Directions for this task:
Output the data exactly, with every line intact.

* begin Data to use *

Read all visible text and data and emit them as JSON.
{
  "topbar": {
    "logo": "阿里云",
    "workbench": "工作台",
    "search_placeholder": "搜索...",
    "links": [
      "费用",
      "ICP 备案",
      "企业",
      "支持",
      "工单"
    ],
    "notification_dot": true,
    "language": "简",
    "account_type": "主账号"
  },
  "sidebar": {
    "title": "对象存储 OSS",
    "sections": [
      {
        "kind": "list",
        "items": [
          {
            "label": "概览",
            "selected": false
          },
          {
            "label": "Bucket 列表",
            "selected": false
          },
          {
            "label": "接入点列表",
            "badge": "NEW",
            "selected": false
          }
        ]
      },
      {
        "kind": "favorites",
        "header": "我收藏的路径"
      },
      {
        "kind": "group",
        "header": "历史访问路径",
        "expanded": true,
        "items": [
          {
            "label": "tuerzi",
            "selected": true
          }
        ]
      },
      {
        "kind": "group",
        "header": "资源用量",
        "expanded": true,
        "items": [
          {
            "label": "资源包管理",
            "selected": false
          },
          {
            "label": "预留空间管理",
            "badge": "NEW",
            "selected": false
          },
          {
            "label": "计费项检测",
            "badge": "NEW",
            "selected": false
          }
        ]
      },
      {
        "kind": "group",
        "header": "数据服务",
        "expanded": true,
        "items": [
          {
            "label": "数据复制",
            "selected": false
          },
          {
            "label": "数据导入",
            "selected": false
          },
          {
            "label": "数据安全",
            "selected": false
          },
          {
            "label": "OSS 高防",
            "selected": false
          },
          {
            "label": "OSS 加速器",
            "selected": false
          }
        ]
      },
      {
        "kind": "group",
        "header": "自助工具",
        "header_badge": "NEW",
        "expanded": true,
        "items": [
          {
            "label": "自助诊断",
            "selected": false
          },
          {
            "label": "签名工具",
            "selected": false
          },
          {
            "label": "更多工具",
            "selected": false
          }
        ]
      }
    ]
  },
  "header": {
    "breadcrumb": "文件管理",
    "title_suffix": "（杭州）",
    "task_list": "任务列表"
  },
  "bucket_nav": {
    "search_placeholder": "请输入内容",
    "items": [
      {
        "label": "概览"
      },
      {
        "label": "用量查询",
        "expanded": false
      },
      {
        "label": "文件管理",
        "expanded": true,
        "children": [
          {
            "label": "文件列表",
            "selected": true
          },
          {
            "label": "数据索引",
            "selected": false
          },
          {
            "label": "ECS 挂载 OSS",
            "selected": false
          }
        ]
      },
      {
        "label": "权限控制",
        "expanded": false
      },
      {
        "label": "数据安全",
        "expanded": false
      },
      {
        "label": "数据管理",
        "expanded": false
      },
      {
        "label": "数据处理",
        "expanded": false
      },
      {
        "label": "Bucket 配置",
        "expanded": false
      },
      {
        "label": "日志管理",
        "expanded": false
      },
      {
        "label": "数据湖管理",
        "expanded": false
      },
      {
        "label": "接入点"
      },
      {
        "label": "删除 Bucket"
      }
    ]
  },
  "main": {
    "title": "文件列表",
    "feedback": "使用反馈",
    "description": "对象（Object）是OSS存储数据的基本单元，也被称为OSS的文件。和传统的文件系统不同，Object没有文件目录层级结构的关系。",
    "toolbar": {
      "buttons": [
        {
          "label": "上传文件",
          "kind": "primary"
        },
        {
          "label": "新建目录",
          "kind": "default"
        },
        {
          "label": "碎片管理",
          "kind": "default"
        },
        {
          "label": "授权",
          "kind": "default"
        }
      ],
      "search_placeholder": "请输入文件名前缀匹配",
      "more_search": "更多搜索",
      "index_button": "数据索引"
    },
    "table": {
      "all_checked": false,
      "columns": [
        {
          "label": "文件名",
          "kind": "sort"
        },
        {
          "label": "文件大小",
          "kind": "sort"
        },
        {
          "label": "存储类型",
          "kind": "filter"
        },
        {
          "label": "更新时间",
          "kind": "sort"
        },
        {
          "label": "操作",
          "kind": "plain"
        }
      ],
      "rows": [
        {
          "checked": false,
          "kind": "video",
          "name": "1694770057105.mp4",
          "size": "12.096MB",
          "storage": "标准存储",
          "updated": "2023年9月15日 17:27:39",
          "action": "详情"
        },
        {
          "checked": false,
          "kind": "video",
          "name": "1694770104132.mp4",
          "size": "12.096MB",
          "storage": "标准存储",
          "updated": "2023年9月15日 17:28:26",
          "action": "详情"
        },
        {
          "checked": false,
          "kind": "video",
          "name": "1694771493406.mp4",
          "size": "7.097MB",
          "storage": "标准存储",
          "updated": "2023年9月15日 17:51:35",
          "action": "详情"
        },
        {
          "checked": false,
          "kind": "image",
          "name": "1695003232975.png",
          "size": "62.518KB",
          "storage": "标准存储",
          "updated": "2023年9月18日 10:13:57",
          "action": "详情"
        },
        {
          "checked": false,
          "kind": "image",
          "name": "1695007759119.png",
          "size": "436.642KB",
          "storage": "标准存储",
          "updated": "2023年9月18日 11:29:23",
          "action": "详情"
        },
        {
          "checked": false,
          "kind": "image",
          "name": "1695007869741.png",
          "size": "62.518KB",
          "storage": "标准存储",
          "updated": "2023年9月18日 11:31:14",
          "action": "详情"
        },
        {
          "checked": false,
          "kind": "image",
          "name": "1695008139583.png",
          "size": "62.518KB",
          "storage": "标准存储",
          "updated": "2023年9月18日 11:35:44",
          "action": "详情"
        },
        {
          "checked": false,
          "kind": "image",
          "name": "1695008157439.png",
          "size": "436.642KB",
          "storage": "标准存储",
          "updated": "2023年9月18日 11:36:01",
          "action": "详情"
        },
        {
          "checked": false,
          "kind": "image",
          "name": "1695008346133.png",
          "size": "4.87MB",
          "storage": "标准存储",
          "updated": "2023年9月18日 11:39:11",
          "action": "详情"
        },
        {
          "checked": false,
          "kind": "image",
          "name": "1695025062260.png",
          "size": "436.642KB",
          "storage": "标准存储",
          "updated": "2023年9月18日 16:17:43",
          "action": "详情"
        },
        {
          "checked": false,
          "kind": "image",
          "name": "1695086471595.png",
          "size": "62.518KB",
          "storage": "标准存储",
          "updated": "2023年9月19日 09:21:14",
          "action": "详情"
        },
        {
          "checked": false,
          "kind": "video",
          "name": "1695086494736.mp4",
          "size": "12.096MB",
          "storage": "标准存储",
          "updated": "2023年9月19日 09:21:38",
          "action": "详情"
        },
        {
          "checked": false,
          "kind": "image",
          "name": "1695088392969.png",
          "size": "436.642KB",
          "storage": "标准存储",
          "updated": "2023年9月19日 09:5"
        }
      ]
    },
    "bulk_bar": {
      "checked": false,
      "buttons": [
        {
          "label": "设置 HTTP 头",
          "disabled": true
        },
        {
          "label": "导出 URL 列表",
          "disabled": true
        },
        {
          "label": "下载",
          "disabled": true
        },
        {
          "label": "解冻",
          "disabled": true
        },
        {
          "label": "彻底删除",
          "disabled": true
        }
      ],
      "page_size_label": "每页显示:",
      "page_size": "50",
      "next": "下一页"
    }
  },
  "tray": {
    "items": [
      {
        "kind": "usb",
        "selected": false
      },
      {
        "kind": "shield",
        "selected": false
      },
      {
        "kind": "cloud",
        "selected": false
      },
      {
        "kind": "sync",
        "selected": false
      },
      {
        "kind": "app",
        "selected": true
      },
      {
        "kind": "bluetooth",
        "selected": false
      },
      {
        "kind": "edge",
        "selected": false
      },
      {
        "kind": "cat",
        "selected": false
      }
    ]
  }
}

* end Data to use *

Result:
Read all visible text and data and emit them as JSON.
{
  "topbar": {
    "logo": "阿里云",
    "workbench": "工作台",
    "search_placeholder": "搜索...",
    "links": [
      "费用",
      "ICP 备案",
      "企业",
      "支持",
      "工单"
    ],
    "notification_dot": true,
    "language": "简",
    "account_type": "主账号"
  },
  "sidebar": {
    "title": "对象存储 OSS",
    "sections": [
      {
        "kind": "list",
        "items": [
          {
            "label": "概览",
            "selected": false
          },
          {
            "label": "Bucket 列表",
            "selected": false
          },
          {
            "label": "接入点列表",
            "badge": "NEW",
            "selected": false
          }
        ]
      },
      {
        "kind": "favorites",
        "header": "我收藏的路径"
      },
      {
        "kind": "group",
        "header": "历史访问路径",
        "expanded": true,
        "items": [
          {
            "label": "tuerzi",
            "selected": true
          }
        ]
      },
      {
        "kind": "group",
        "header": "资源用量",
        "expanded": true,
        "items": [
          {
            "label": "资源包管理",
            "selected": false
          },
          {
            "label": "预留空间管理",
            "badge": "NEW",
            "selected": false
          },
          {
            "label": "计费项检测",
            "badge": "NEW",
            "selected": false
          }
        ]
      },
      {
        "kind": "group",
        "header": "数据服务",
        "expanded": true,
        "items": [
          {
            "label": "数据复制",
            "selected": false
          },
          {
            "label": "数据导入",
            "selected": false
          },
          {
            "label": "数据安全",
            "selected": false
          },
          {
            "label": "OSS 高防",
            "selected": false
          },
          {
            "label": "OSS 加速器",
            "selected": false
          }
        ]
      },
      {
        "kind": "group",
        "header": "自助工具",
        "header_badge": "NEW",
        "expanded": true,
        "items": [
          {
            "label": "自助诊断",
            "selected": false
          },
          {
            "label": "签名工具",
            "selected": false
          },
          {
            "label": "更多工具",
            "selected": false
          }
        ]
      }
    ]
  },
  "header": {
    "breadcrumb": "文件管理",
    "title_suffix": "（杭州）",
    "task_list": "任务列表"
  },
  "bucket_nav": {
    "search_placeholder": "请输入内容",
    "items": [
      {
        "label": "概览"
      },
      {
        "label": "用量查询",
        "expanded": false
      },
      {
        "label": "文件管理",
        "expanded": true,
        "children": [
          {
            "label": "文件列表",
            "selected": true
          },
          {
            "label": "数据索引",
            "selected": false
          },
          {
            "label": "ECS 挂载 OSS",
            "selected": false
          }
        ]
      },
      {
        "label": "权限控制",
        "expanded": false
      },
      {
        "label": "数据安全",
        "expanded": false
      },
      {
        "label": "数据管理",
        "expanded": false
      },
      {
        "label": "数据处理",
        "expanded": false
      },
      {
        "label": "Bucket 配置",
        "expanded": false
      },
      {
        "label": "日志管理",
        "expanded": false
      },
      {
        "label": "数据湖管理",
        "expanded": false
      },
      {
        "label": "接入点"
      },
      {
        "label": "删除 Bucket"
      }
    ]
  },
  "main": {
    "title": "文件列表",
    "feedback": "使用反馈",
    "description": "对象（Object）是OSS存储数据的基本单元，也被称为OSS的文件。和传统的文件系统不同，Object没有文件目录层级结构的关系。",
    "toolbar": {
      "buttons": [
        {
          "label": "上传文件",
          "kind": "primary"
        },
        {
          "label": "新建目录",
          "kind": "default"
        },
        {
          "label": "碎片管理",
          "kind": "default"
        },
        {
          "label": "授权",
          "kind": "default"
        }
      ],
      "search_placeholder": "请输入文件名前缀匹配",
      "more_search": "更多搜索",
      "index_button": "数据索引"
    },
    "table": {
      "all_checked": false,
      "columns": [
        {
          "label": "文件名",
          "kind": "sort"
        },
        {
          "label": "文件大小",
          "kind": "sort"
        },
        {
          "label": "存储类型",
          "kind": "filter"
        },
        {
          "label": "更新时间",
          "kind": "sort"
        },
        {
          "label": "操作",
          "kind": "plain"
        }
      ],
      "rows": [
        {
          "checked": false,
          "kind": "video",
          "name": "1694770057105.mp4",
          "size": "12.096MB",
          "storage": "标准存储",
          "updated": "2023年9月15日 17:27:39",
          "action": "详情"
        },
        {
          "checked": false,
          "kind": "video",
          "name": "1694770104132.mp4",
          "size": "12.096MB",
          "storage": "标准存储",
          "updated": "2023年9月15日 17:28:26",
          "action": "详情"
        },
        {
          "checked": false,
          "kind": "video",
          "name": "1694771493406.mp4",
          "size": "7.097MB",
          "storage": "标准存储",
          "updated": "2023年9月15日 17:51:35",
          "action": "详情"
        },
        {
          "checked": false,
          "kind": "image",
          "name": "1695003232975.png",
          "size": "62.518KB",
          "storage": "标准存储",
          "updated": "2023年9月18日 10:13:57",
          "action": "详情"
        },
        {
          "checked": false,
          "kind": "image",
          "name": "1695007759119.png",
          "size": "436.642KB",
          "storage": "标准存储",
          "updated": "2023年9月18日 11:29:23",
          "action": "详情"
        },
        {
          "checked": false,
          "kind": "image",
          "name": "1695007869741.png",
          "size": "62.518KB",
          "storage": "标准存储",
          "updated": "2023年9月18日 11:31:14",
          "action": "详情"
        },
        {
          "checked": false,
          "kind": "image",
          "name": "1695008139583.png",
          "size": "62.518KB",
          "storage": "标准存储",
          "updated": "2023年9月18日 11:35:44",
          "action": "详情"
        },
        {
          "checked": false,
          "kind": "image",
          "name": "1695008157439.png",
          "size": "436.642KB",
          "storage": "标准存储",
          "updated": "2023年9月18日 11:36:01",
          "action": "详情"
        },
        {
          "checked": false,
          "kind": "image",
          "name": "1695008346133.png",
          "size": "4.87MB",
          "storage": "标准存储",
          "updated": "2023年9月18日 11:39:11",
          "action": "详情"
        },
        {
          "checked": false,
          "kind": "image",
          "name": "1695025062260.png",
          "size": "436.642KB",
          "storage": "标准存储",
          "updated": "2023年9月18日 16:17:43",
          "action": "详情"
        },
        {
          "checked": false,
          "kind": "image",
          "name": "1695086471595.png",
          "size": "62.518KB",
          "storage": "标准存储",
          "updated": "2023年9月19日 09:21:14",
          "action": "详情"
        },
        {
          "checked": false,
          "kind": "video",
          "name": "1695086494736.mp4",
          "size": "12.096MB",
          "storage": "标准存储",
          "updated": "2023年9月19日 09:21:38",
          "action": "详情"
        },
        {
          "checked": false,
          "kind": "image",
          "name": "1695088392969.png",
          "size": "436.642KB",
          "storage": "标准存储",
          "updated": "2023年9月19日 09:5"
        }
      ]
    },
    "bulk_bar": {
      "checked": false,
      "buttons": [
        {
          "label": "设置 HTTP 头",
          "disabled": true
        },
        {
          "label": "导出 URL 列表",
          "disabled": true
        },
        {
          "label": "下载",
          "disabled": true
        },
        {
          "label": "解冻",
          "disabled": true
        },
        {
          "label": "彻底删除",
          "disabled": true
        }
      ],
      "page_size_label": "每页显示:",
      "page_size": "50",
      "next": "下一页"
    }
  },
  "tray": {
    "items": [
      {
        "kind": "usb",
        "selected": false
      },
      {
        "kind": "shield",
        "selected": false
      },
      {
        "kind": "cloud",
        "selected": false
      },
      {
        "kind": "sync",
        "selected": false
      },
      {
        "kind": "app",
        "selected": true
      },
      {
        "kind": "bluetooth",
        "selected": false
      },
      {
        "kind": "edge",
        "selected": false
      },
      {
        "kind": "cat",
        "selected": false
      }
    ]
  }
}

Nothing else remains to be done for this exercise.